Copy all lines in which the word "JSON" can be found.

● RECORDS TO PROCESS:

※ ※ ※

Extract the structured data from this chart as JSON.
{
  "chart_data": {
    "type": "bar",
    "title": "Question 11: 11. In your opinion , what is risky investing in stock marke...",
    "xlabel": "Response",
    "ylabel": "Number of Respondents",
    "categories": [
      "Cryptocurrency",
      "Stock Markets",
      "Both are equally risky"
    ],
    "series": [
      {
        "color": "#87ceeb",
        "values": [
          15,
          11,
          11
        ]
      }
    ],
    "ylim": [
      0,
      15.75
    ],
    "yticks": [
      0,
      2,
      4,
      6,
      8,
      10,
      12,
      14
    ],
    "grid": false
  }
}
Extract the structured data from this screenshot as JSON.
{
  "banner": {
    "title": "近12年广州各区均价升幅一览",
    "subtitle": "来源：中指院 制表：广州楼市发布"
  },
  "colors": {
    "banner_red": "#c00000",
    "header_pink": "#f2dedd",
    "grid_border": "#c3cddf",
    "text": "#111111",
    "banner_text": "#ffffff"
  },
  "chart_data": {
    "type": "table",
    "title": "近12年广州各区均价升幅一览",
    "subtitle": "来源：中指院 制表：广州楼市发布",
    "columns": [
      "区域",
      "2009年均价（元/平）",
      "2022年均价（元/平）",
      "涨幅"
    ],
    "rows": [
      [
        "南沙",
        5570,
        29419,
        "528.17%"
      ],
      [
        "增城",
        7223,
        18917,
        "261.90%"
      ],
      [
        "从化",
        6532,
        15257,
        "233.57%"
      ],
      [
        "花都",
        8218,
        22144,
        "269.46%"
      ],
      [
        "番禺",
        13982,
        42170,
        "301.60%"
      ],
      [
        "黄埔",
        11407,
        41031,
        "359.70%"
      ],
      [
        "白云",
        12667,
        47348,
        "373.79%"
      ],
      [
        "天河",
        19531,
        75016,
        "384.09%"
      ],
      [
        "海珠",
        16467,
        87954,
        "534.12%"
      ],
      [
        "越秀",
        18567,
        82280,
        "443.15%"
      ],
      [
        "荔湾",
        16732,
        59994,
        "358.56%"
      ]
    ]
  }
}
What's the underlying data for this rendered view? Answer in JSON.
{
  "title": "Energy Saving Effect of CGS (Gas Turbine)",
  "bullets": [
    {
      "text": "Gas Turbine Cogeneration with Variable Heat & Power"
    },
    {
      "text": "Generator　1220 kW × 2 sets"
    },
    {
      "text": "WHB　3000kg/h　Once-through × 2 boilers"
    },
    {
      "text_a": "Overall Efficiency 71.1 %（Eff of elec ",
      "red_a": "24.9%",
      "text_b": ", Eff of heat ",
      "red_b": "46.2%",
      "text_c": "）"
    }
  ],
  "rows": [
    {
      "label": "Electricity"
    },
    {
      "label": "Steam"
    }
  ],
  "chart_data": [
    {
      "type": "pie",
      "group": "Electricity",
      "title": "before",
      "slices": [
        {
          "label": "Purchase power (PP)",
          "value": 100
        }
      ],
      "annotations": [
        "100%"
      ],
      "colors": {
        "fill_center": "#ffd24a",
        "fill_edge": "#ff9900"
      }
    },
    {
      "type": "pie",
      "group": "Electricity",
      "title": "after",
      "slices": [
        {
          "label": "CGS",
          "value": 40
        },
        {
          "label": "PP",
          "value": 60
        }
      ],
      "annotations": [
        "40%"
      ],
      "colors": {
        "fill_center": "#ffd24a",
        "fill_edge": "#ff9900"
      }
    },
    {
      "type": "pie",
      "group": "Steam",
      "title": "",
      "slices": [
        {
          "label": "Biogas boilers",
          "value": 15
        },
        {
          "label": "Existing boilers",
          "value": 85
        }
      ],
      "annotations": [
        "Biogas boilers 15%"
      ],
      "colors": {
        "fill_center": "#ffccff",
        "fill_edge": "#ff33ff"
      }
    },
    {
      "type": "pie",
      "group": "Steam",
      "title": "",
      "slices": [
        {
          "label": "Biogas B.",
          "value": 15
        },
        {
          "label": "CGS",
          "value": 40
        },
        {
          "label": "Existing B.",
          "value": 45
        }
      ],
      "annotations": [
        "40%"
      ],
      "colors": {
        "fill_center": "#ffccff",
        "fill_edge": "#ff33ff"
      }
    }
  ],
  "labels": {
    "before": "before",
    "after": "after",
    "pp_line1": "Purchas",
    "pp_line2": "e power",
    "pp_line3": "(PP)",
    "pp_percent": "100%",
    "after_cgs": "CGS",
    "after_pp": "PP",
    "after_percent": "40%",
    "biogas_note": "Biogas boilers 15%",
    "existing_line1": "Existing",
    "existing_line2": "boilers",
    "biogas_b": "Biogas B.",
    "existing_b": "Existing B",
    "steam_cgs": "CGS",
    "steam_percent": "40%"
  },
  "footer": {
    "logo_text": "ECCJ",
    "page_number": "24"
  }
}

※ ※ ※

● ANSWER TO THE PROBLEM:
Extract the structured data from this chart as JSON.
Extract the structured data from this screenshot as JSON.
What's the underlying data for this rendered view? Answer in JSON.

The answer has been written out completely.